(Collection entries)
• • •
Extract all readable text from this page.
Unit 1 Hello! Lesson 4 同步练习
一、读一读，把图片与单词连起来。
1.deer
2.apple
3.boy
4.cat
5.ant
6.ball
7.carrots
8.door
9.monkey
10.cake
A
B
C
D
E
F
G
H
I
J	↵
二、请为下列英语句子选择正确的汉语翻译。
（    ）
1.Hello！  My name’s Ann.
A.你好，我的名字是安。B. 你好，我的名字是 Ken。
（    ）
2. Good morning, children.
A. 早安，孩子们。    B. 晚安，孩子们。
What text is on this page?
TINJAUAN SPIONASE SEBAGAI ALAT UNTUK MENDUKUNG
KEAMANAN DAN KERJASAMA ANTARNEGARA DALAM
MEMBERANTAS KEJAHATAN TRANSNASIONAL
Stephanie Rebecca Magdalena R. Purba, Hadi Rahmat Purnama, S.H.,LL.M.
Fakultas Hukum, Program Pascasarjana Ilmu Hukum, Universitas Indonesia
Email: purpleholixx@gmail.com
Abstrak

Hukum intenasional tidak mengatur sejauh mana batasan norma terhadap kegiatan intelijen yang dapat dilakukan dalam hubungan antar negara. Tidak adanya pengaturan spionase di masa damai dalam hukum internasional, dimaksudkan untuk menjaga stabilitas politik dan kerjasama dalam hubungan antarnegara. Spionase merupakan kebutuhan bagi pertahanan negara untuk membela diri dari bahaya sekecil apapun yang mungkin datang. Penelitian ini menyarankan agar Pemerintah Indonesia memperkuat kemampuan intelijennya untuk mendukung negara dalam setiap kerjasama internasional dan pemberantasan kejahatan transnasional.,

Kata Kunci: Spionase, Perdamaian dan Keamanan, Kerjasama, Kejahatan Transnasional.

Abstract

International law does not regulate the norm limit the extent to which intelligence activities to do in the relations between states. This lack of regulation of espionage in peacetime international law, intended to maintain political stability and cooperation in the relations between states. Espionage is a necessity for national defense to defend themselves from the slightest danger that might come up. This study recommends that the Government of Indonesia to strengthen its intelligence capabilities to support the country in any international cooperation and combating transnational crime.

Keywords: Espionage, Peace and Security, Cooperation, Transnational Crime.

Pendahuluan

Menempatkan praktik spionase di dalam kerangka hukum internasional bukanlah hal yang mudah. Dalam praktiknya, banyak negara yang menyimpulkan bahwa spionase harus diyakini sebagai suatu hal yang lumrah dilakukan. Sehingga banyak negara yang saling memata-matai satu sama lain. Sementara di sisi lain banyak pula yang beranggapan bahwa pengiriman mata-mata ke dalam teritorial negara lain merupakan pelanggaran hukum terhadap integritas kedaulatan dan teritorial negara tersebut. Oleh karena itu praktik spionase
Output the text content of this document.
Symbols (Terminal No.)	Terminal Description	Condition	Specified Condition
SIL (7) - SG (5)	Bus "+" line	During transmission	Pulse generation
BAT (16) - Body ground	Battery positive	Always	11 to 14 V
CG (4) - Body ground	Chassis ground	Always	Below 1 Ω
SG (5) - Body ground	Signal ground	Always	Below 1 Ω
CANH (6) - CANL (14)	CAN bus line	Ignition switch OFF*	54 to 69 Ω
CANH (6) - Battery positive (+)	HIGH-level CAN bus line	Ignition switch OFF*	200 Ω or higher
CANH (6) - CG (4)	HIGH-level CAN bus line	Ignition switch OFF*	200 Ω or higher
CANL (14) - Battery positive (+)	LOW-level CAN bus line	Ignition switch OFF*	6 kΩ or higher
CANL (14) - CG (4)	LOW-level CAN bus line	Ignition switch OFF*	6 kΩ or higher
• • •
The task |
Reproduce the material verbatim, line by line.

Task output |
Extract all readable text from this page.
Unit 1 Hello! Lesson 4 同步练习
一、读一读，把图片与单词连起来。
1.deer
2.apple
3.boy
4.cat
5.ant
6.ball
7.carrots
8.door
9.monkey
10.cake
A
B
C
D
E
F
G
H
I
J	↵
二、请为下列英语句子选择正确的汉语翻译。
（    ）
1.Hello！  My name’s Ann.
A.你好，我的名字是安。B. 你好，我的名字是 Ken。
（    ）
2. Good morning, children.
A. 早安，孩子们。    B. 晚安，孩子们。
What text is on this page?
TINJAUAN SPIONASE SEBAGAI ALAT UNTUK MENDUKUNG
KEAMANAN DAN KERJASAMA ANTARNEGARA DALAM
MEMBERANTAS KEJAHATAN TRANSNASIONAL
Stephanie Rebecca Magdalena R. Purba, Hadi Rahmat Purnama, S.H.,LL.M.
Fakultas Hukum, Program Pascasarjana Ilmu Hukum, Universitas Indonesia
Email: purpleholixx@gmail.com
Abstrak

Hukum intenasional tidak mengatur sejauh mana batasan norma terhadap kegiatan intelijen yang dapat dilakukan dalam hubungan antar negara. Tidak adanya pengaturan spionase di masa damai dalam hukum internasional, dimaksudkan untuk menjaga stabilitas politik dan kerjasama dalam hubungan antarnegara. Spionase merupakan kebutuhan bagi pertahanan negara untuk membela diri dari bahaya sekecil apapun yang mungkin datang. Penelitian ini menyarankan agar Pemerintah Indonesia memperkuat kemampuan intelijennya untuk mendukung negara dalam setiap kerjasama internasional dan pemberantasan kejahatan transnasional.,

Kata Kunci: Spionase, Perdamaian dan Keamanan, Kerjasama, Kejahatan Transnasional.

Abstract

International law does not regulate the norm limit the extent to which intelligence activities to do in the relations between states. This lack of regulation of espionage in peacetime international law, intended to maintain political stability and cooperation in the relations between states. Espionage is a necessity for national defense to defend themselves from the slightest danger that might come up. This study recommends that the Government of Indonesia to strengthen its intelligence capabilities to support the country in any international cooperation and combating transnational crime.

Keywords: Espionage, Peace and Security, Cooperation, Transnational Crime.

Pendahuluan

Menempatkan praktik spionase di dalam kerangka hukum internasional bukanlah hal yang mudah. Dalam praktiknya, banyak negara yang menyimpulkan bahwa spionase harus diyakini sebagai suatu hal yang lumrah dilakukan. Sehingga banyak negara yang saling memata-matai satu sama lain. Sementara di sisi lain banyak pula yang beranggapan bahwa pengiriman mata-mata ke dalam teritorial negara lain merupakan pelanggaran hukum terhadap integritas kedaulatan dan teritorial negara tersebut. Oleh karena itu praktik spionase
Output the text content of this document.
Symbols (Terminal No.)	Terminal Description	Condition	Specified Condition
SIL (7) - SG (5)	Bus "+" line	During transmission	Pulse generation
BAT (16) - Body ground	Battery positive	Always	11 to 14 V
CG (4) - Body ground	Chassis ground	Always	Below 1 Ω
SG (5) - Body ground	Signal ground	Always	Below 1 Ω
CANH (6) - CANL (14)	CAN bus line	Ignition switch OFF*	54 to 69 Ω
CANH (6) - Battery positive (+)	HIGH-level CAN bus line	Ignition switch OFF*	200 Ω or higher
CANH (6) - CG (4)	HIGH-level CAN bus line	Ignition switch OFF*	200 Ω or higher
CANL (14) - Battery positive (+)	LOW-level CAN bus line	Ignition switch OFF*	6 kΩ or higher
CANL (14) - CG (4)	LOW-level CAN bus line	Ignition switch OFF*	6 kΩ or higher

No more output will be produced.